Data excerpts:

══════════

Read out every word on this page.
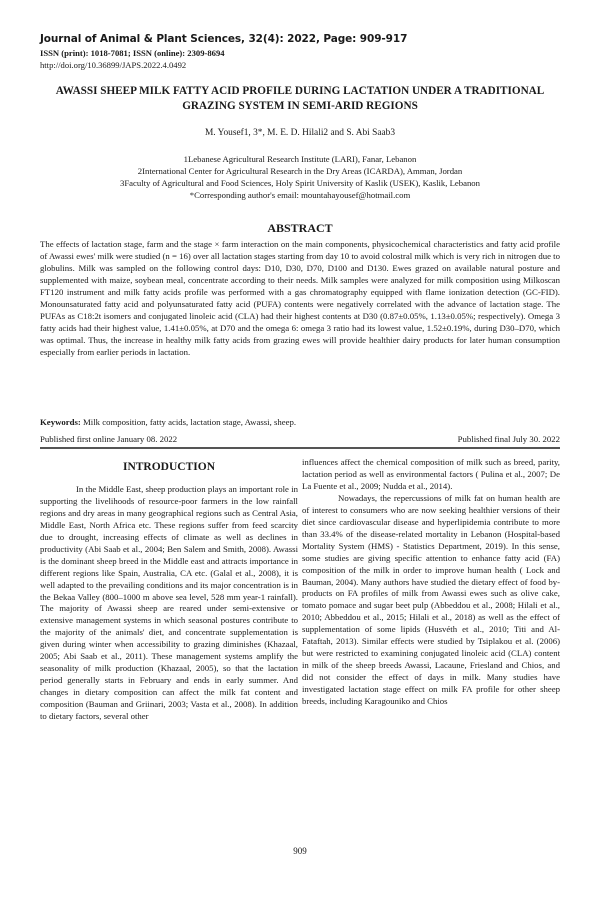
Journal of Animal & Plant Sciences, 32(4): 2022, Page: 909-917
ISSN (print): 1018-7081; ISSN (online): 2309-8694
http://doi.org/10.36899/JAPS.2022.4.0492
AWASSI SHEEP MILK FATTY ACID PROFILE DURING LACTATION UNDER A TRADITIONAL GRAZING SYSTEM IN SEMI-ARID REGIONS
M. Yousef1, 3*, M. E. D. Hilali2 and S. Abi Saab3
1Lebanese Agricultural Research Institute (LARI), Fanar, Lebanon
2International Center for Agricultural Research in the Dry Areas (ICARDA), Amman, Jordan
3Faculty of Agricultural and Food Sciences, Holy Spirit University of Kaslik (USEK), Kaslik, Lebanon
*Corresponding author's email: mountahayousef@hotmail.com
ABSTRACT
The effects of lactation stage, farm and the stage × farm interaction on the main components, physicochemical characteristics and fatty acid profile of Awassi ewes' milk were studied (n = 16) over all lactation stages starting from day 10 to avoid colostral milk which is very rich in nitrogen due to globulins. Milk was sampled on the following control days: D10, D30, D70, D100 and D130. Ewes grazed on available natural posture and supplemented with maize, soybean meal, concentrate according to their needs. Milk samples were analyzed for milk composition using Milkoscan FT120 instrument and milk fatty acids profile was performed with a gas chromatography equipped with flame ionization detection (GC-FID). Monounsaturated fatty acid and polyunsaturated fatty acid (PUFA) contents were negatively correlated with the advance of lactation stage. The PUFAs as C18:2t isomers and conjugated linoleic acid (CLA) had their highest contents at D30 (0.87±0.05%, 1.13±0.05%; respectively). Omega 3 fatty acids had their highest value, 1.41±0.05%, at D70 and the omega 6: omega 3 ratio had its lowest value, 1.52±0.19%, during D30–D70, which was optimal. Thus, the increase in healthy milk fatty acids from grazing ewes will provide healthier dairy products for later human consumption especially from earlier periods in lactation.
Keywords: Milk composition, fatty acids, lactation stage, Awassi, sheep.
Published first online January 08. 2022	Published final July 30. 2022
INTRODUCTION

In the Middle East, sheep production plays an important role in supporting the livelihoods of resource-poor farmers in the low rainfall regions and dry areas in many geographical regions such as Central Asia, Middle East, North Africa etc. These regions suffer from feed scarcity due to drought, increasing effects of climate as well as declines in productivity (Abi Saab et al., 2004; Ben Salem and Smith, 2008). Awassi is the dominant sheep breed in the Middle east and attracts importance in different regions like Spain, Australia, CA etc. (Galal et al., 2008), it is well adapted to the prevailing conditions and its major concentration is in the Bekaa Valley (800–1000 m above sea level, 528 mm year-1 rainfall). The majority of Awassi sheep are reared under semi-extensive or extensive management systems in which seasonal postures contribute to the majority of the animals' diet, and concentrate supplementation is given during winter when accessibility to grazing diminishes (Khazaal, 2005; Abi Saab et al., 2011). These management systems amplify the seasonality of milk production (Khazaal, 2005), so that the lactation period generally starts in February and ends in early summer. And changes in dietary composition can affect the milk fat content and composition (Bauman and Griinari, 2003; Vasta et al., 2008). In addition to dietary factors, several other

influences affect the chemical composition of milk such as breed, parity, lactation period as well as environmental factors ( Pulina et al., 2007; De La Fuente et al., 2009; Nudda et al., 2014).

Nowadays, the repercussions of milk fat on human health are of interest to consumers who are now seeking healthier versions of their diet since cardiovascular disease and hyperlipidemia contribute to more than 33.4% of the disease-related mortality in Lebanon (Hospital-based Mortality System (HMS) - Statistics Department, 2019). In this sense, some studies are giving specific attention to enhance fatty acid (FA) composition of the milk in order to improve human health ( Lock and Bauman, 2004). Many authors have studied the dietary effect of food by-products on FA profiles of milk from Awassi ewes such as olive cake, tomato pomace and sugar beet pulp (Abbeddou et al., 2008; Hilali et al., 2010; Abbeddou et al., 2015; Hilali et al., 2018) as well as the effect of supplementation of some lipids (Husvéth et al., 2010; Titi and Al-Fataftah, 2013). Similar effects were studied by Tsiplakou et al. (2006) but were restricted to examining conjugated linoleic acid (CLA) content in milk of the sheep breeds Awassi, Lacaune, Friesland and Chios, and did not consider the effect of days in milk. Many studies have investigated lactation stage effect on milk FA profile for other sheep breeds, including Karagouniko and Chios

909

══════════

▶ The exercise
Show each line in the entries that holds the string "Sciences".

▶ Expected output
Journal of Animal & Plant Sciences, 32(4): 2022, Page: 909-917
3Faculty of Agricultural and Food Sciences, Holy Spirit University of Kaslik (USEK), Kaslik, Lebanon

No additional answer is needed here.